Exercise details: Count every line that has "Debt" in it and give the total, nothing more.

Given entries:
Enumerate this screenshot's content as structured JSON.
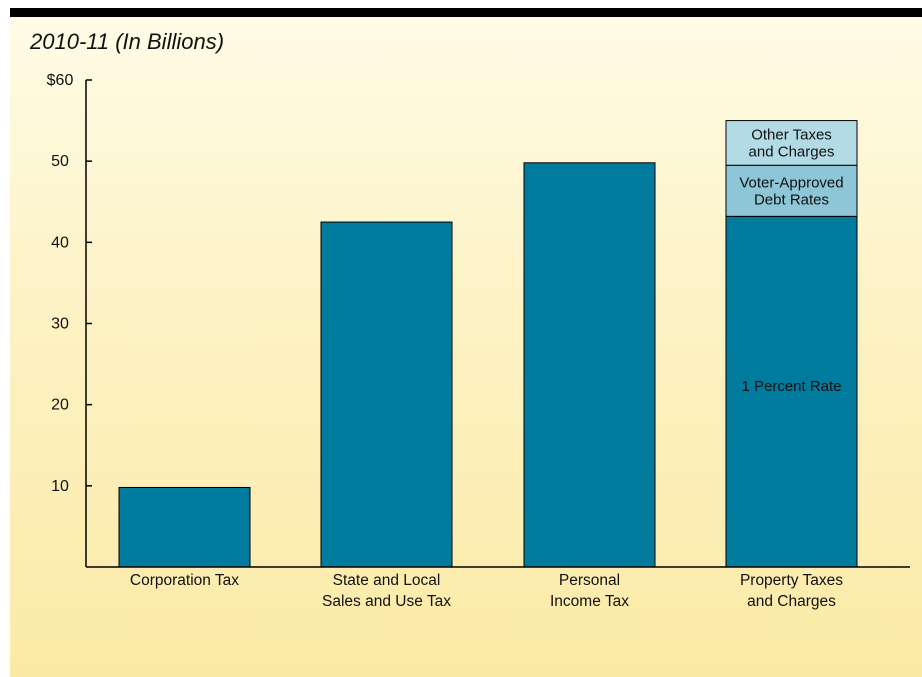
{
  "subtitle": "2010-11 (In Billions)",
  "chart_data": {
    "type": "bar",
    "stacked": true,
    "title": "",
    "subtitle": "2010-11 (In Billions)",
    "xlabel": "",
    "ylabel": "",
    "ylim": [
      0,
      60
    ],
    "yticks": [
      10,
      20,
      30,
      40,
      50,
      60
    ],
    "ytick_labels": [
      "10",
      "20",
      "30",
      "40",
      "50",
      "$60"
    ],
    "grid": false,
    "legend": "none",
    "categories": [
      [
        "Corporation Tax"
      ],
      [
        "State and Local",
        "Sales and Use Tax"
      ],
      [
        "Personal",
        "Income Tax"
      ],
      [
        "Property Taxes",
        "and Charges"
      ]
    ],
    "series": [
      {
        "name": "1 Percent Rate",
        "label_lines": [
          "1 Percent Rate"
        ],
        "color": "#007b9e",
        "values": [
          9.8,
          42.5,
          49.8,
          43.2
        ]
      },
      {
        "name": "Voter-Approved Debt Rates",
        "label_lines": [
          "Voter-Approved",
          "Debt Rates"
        ],
        "color": "#8dc6d6",
        "values": [
          0,
          0,
          0,
          6.3
        ]
      },
      {
        "name": "Other Taxes and Charges",
        "label_lines": [
          "Other Taxes",
          "and Charges"
        ],
        "color": "#b3dbe6",
        "values": [
          0,
          0,
          0,
          5.5
        ]
      }
    ],
    "segment_labels_bar_index": 3
  },
  "colors": {
    "background_top": "#fefce6",
    "background_bottom": "#fbeaa6",
    "bar_primary": "#007b9e",
    "bar_secondary": "#8dc6d6",
    "bar_tertiary": "#b3dbe6",
    "axis": "#000000"
  }
}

Result of the exercise: 2